>> start SUPPLIED DATA

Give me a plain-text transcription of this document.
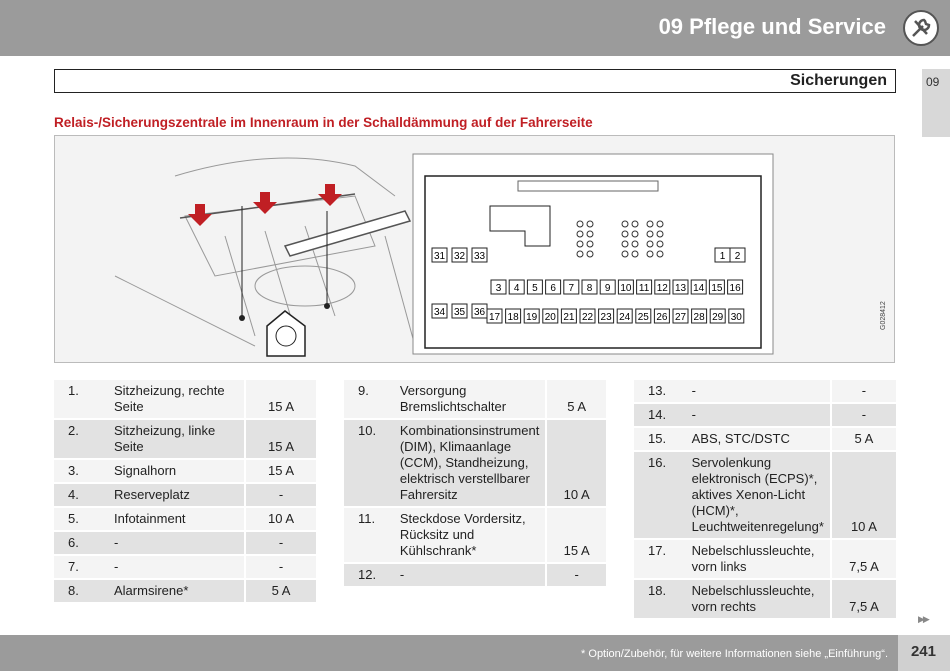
09 Pflege und Service
Sicherungen	09
Relais-/Sicherungszentrale im Innenraum in der Schalldämmung auf der Fahrerseite
1 2
3 4 5 6 7 8 9 10 11 12 13 14 15 16
17 18 19 20 21 22 23 24 25 26 27 28 29 30
31 32 33
34 35 36	G028412
1.	Sitzheizung, rechte Seite	15 A
2.	Sitzheizung, linke Seite	15 A
3.	Signalhorn	15 A
4.	Reserveplatz	-
5.	Infotainment	10 A
6.	-	-
7.	-	-
8.	Alarmsirene*	5 A
9.	Versorgung Bremslichtschalter	5 A
10.	Kombinationsinstrument (DIM), Klimaanlage (CCM), Standheizung, elektrisch verstellbarer Fahrersitz	10 A
11.	Steckdose Vordersitz, Rücksitz und Kühlschrank*	15 A
12.	-	-
13.	-	-
14.	-	-
15.	ABS, STC/DSTC	5 A
16.	Servolenkung elektronisch (ECPS)*, aktives Xenon-Licht (HCM)*, Leuchtweitenregelung*	10 A
17.	Nebelschlussleuchte, vorn links	7,5 A
18.	Nebelschlussleuchte, vorn rechts	7,5 A
▶▶
* Option/Zubehör, für weitere Informationen siehe „Einführung“. 241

>> end SUPPLIED DATA

- [WHAT TO PRODUCE]
Every record above should be transcribed exactly; the pictures stay out of the copy.

- [EXERCISE ANSWER]
Give me a plain-text transcription of this document.
09 Pflege und Service
Sicherungen	09
Relais-/Sicherungszentrale im Innenraum in der Schalldämmung auf der Fahrerseite
1 2
3 4 5 6 7 8 9 10 11 12 13 14 15 16
17 18 19 20 21 22 23 24 25 26 27 28 29 30
31 32 33
34 35 36	G028412
1.	Sitzheizung, rechte Seite	15 A
2.	Sitzheizung, linke Seite	15 A
3.	Signalhorn	15 A
4.	Reserveplatz	-
5.	Infotainment	10 A
6.	-	-
7.	-	-
8.	Alarmsirene*	5 A
9.	Versorgung Bremslichtschalter	5 A
10.	Kombinationsinstrument (DIM), Klimaanlage (CCM), Standheizung, elektrisch verstellbarer Fahrersitz	10 A
11.	Steckdose Vordersitz, Rücksitz und Kühlschrank*	15 A
12.	-	-
13.	-	-
14.	-	-
15.	ABS, STC/DSTC	5 A
16.	Servolenkung elektronisch (ECPS)*, aktives Xenon-Licht (HCM)*, Leuchtweitenregelung*	10 A
17.	Nebelschlussleuchte, vorn links	7,5 A
18.	Nebelschlussleuchte, vorn rechts	7,5 A
▶▶
* Option/Zubehör, für weitere Informationen siehe „Einführung“. 241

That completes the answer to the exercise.